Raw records
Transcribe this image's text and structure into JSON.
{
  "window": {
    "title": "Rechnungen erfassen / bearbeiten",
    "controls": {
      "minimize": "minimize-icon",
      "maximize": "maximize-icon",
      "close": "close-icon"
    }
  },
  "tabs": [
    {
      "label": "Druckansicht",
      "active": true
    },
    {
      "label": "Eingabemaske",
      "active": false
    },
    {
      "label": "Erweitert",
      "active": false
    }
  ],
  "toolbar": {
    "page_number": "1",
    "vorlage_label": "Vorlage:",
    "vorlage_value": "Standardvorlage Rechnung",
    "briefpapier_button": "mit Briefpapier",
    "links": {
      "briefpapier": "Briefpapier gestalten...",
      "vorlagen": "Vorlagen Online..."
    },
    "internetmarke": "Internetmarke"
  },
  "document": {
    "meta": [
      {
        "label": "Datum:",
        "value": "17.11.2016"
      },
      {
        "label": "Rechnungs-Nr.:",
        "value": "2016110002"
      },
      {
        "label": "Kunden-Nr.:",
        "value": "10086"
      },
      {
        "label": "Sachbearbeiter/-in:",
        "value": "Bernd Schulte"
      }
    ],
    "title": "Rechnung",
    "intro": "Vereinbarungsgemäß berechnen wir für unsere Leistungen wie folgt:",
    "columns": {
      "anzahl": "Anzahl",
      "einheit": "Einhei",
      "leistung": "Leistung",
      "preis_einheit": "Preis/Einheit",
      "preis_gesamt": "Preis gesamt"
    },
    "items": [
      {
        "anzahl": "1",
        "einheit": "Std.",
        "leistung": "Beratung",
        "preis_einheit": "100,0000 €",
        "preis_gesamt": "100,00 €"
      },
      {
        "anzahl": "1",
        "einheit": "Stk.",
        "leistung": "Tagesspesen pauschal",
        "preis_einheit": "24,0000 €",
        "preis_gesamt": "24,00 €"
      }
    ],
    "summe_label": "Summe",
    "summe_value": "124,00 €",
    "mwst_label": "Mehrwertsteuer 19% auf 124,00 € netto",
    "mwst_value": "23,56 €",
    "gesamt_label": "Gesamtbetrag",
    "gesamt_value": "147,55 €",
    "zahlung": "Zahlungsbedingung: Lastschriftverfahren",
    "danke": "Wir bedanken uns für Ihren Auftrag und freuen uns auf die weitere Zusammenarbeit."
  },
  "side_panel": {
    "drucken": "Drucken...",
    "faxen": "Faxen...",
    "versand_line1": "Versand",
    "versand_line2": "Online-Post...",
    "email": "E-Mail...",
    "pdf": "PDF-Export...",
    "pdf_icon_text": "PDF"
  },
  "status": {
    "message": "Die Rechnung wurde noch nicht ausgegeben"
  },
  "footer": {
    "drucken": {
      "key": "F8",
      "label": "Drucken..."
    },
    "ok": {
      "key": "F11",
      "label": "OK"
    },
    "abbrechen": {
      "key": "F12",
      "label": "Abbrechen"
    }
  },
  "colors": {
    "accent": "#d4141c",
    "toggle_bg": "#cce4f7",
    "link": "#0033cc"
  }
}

* * *

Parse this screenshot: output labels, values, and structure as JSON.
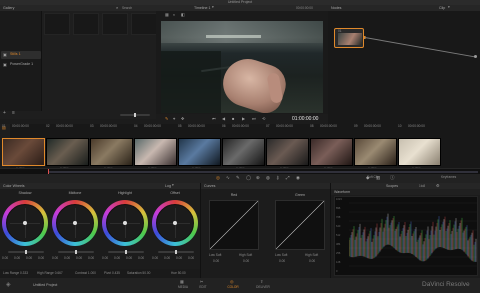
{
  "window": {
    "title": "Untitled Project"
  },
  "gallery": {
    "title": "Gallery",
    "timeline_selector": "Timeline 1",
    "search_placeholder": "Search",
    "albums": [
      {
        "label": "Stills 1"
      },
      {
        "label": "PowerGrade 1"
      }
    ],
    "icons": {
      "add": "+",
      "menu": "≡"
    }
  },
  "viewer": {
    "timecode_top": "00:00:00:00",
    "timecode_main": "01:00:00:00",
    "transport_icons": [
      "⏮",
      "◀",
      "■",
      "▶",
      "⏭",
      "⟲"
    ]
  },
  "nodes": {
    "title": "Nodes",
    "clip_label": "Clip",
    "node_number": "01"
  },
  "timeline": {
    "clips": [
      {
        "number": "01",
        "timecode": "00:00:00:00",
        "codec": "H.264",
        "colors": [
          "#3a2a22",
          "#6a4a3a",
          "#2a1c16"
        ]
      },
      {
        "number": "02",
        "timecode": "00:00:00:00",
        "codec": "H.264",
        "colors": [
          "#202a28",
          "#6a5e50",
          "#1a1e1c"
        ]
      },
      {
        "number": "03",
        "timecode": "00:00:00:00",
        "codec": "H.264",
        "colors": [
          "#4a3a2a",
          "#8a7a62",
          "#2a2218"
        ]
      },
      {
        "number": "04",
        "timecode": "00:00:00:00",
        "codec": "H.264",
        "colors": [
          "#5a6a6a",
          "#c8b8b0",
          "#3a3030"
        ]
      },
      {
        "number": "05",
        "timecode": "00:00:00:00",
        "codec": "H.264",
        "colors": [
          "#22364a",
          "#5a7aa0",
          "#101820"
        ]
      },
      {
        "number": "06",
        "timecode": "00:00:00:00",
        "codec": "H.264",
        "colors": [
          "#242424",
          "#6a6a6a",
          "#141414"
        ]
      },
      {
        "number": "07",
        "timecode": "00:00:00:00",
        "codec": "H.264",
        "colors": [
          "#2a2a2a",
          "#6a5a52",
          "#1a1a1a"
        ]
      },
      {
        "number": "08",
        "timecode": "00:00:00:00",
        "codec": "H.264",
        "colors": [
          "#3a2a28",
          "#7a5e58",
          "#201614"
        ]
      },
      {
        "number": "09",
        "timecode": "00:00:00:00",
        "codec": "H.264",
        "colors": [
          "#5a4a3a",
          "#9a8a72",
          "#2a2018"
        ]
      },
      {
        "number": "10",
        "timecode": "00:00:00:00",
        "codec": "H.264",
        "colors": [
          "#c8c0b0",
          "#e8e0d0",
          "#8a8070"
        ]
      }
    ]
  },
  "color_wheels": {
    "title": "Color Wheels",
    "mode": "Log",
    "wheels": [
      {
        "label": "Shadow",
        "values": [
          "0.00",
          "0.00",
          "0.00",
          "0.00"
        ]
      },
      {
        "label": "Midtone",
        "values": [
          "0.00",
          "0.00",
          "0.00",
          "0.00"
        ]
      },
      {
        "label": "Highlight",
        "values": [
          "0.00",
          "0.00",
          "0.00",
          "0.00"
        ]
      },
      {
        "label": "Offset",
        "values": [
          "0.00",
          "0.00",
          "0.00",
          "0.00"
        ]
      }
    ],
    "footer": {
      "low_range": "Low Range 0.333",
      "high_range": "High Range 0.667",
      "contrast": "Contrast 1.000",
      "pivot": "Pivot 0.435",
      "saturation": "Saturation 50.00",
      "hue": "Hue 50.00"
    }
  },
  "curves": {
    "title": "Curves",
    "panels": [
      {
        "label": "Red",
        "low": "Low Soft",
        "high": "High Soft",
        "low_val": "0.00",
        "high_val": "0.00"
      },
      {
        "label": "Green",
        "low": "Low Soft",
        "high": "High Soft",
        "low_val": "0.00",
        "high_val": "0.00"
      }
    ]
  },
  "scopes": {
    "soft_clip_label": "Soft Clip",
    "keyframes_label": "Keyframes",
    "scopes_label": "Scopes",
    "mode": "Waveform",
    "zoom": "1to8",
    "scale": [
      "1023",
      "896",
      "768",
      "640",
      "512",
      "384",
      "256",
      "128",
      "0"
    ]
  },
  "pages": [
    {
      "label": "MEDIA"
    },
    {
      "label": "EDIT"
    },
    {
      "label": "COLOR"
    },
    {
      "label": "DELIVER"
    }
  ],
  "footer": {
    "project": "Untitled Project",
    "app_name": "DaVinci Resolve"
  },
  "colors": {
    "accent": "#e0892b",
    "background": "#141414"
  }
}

Instructions for the task: Count every line in the data that contains the word "Briefpapier", then give that count and nothing else.

Expected output: 2